'''
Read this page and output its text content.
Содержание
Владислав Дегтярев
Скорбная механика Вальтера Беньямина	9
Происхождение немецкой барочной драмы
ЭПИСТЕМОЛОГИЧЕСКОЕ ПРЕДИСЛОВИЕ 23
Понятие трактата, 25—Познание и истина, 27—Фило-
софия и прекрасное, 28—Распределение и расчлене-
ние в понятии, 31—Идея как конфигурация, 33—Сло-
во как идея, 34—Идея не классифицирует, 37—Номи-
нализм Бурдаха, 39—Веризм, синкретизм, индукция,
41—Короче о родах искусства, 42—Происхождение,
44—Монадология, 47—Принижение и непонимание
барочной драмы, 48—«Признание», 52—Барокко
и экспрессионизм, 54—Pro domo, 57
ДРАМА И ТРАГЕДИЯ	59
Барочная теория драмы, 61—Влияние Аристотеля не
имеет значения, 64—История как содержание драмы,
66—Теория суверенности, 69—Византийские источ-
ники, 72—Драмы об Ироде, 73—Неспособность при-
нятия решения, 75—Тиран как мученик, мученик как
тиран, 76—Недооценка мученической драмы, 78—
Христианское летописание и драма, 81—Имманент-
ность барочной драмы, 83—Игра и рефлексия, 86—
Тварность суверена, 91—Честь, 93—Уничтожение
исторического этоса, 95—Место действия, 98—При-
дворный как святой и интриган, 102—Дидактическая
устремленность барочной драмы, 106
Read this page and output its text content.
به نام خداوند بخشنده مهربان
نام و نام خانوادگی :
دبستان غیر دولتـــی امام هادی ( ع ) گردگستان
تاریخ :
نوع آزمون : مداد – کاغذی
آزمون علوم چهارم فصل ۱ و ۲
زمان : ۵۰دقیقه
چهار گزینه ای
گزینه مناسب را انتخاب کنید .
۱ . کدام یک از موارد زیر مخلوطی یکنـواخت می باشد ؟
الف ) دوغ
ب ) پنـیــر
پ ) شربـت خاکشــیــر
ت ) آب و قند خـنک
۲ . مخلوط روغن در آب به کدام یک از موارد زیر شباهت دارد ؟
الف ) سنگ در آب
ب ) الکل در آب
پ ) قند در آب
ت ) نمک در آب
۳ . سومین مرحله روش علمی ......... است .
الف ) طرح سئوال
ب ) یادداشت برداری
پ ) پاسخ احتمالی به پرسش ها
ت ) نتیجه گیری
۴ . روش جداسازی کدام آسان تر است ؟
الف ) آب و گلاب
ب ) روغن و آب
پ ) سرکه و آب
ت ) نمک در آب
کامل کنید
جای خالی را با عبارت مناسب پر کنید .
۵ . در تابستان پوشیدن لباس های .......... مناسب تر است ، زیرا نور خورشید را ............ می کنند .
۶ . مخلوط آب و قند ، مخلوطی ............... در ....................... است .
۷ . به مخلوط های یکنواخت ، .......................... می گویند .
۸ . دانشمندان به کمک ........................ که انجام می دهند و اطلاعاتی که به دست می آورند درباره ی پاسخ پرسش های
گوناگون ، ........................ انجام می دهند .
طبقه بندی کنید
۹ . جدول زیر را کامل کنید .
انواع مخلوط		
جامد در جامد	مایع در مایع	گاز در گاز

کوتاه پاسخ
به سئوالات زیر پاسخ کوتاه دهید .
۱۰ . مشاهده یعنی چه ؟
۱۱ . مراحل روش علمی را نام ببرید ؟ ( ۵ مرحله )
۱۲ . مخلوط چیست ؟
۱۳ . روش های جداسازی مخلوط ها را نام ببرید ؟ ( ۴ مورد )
'''
◆ **EXERCISE OBJECTIVE**
From the first line to the last, retype the data exactly.

◆ **WRITTEN RESPONSE**
Read this page and output its text content.
Содержание
Владислав Дегтярев
Скорбная механика Вальтера Беньямина	9
Происхождение немецкой барочной драмы
ЭПИСТЕМОЛОГИЧЕСКОЕ ПРЕДИСЛОВИЕ 23
Понятие трактата, 25—Познание и истина, 27—Фило-
софия и прекрасное, 28—Распределение и расчлене-
ние в понятии, 31—Идея как конфигурация, 33—Сло-
во как идея, 34—Идея не классифицирует, 37—Номи-
нализм Бурдаха, 39—Веризм, синкретизм, индукция,
41—Короче о родах искусства, 42—Происхождение,
44—Монадология, 47—Принижение и непонимание
барочной драмы, 48—«Признание», 52—Барокко
и экспрессионизм, 54—Pro domo, 57
ДРАМА И ТРАГЕДИЯ	59
Барочная теория драмы, 61—Влияние Аристотеля не
имеет значения, 64—История как содержание драмы,
66—Теория суверенности, 69—Византийские источ-
ники, 72—Драмы об Ироде, 73—Неспособность при-
нятия решения, 75—Тиран как мученик, мученик как
тиран, 76—Недооценка мученической драмы, 78—
Христианское летописание и драма, 81—Имманент-
ность барочной драмы, 83—Игра и рефлексия, 86—
Тварность суверена, 91—Честь, 93—Уничтожение
исторического этоса, 95—Место действия, 98—При-
дворный как святой и интриган, 102—Дидактическая
устремленность барочной драмы, 106
Read this page and output its text content.
به نام خداوند بخشنده مهربان
نام و نام خانوادگی :
دبستان غیر دولتـــی امام هادی ( ع ) گردگستان
تاریخ :
نوع آزمون : مداد – کاغذی
آزمون علوم چهارم فصل ۱ و ۲
زمان : ۵۰دقیقه
چهار گزینه ای
گزینه مناسب را انتخاب کنید .
۱ . کدام یک از موارد زیر مخلوطی یکنـواخت می باشد ؟
الف ) دوغ
ب ) پنـیــر
پ ) شربـت خاکشــیــر
ت ) آب و قند خـنک
۲ . مخلوط روغن در آب به کدام یک از موارد زیر شباهت دارد ؟
الف ) سنگ در آب
ب ) الکل در آب
پ ) قند در آب
ت ) نمک در آب
۳ . سومین مرحله روش علمی ......... است .
الف ) طرح سئوال
ب ) یادداشت برداری
پ ) پاسخ احتمالی به پرسش ها
ت ) نتیجه گیری
۴ . روش جداسازی کدام آسان تر است ؟
الف ) آب و گلاب
ب ) روغن و آب
پ ) سرکه و آب
ت ) نمک در آب
کامل کنید
جای خالی را با عبارت مناسب پر کنید .
۵ . در تابستان پوشیدن لباس های .......... مناسب تر است ، زیرا نور خورشید را ............ می کنند .
۶ . مخلوط آب و قند ، مخلوطی ............... در ....................... است .
۷ . به مخلوط های یکنواخت ، .......................... می گویند .
۸ . دانشمندان به کمک ........................ که انجام می دهند و اطلاعاتی که به دست می آورند درباره ی پاسخ پرسش های
گوناگون ، ........................ انجام می دهند .
طبقه بندی کنید
۹ . جدول زیر را کامل کنید .
انواع مخلوط		
جامد در جامد	مایع در مایع	گاز در گاز

کوتاه پاسخ
به سئوالات زیر پاسخ کوتاه دهید .
۱۰ . مشاهده یعنی چه ؟
۱۱ . مراحل روش علمی را نام ببرید ؟ ( ۵ مرحله )
۱۲ . مخلوط چیست ؟
۱۳ . روش های جداسازی مخلوط ها را نام ببرید ؟ ( ۴ مورد )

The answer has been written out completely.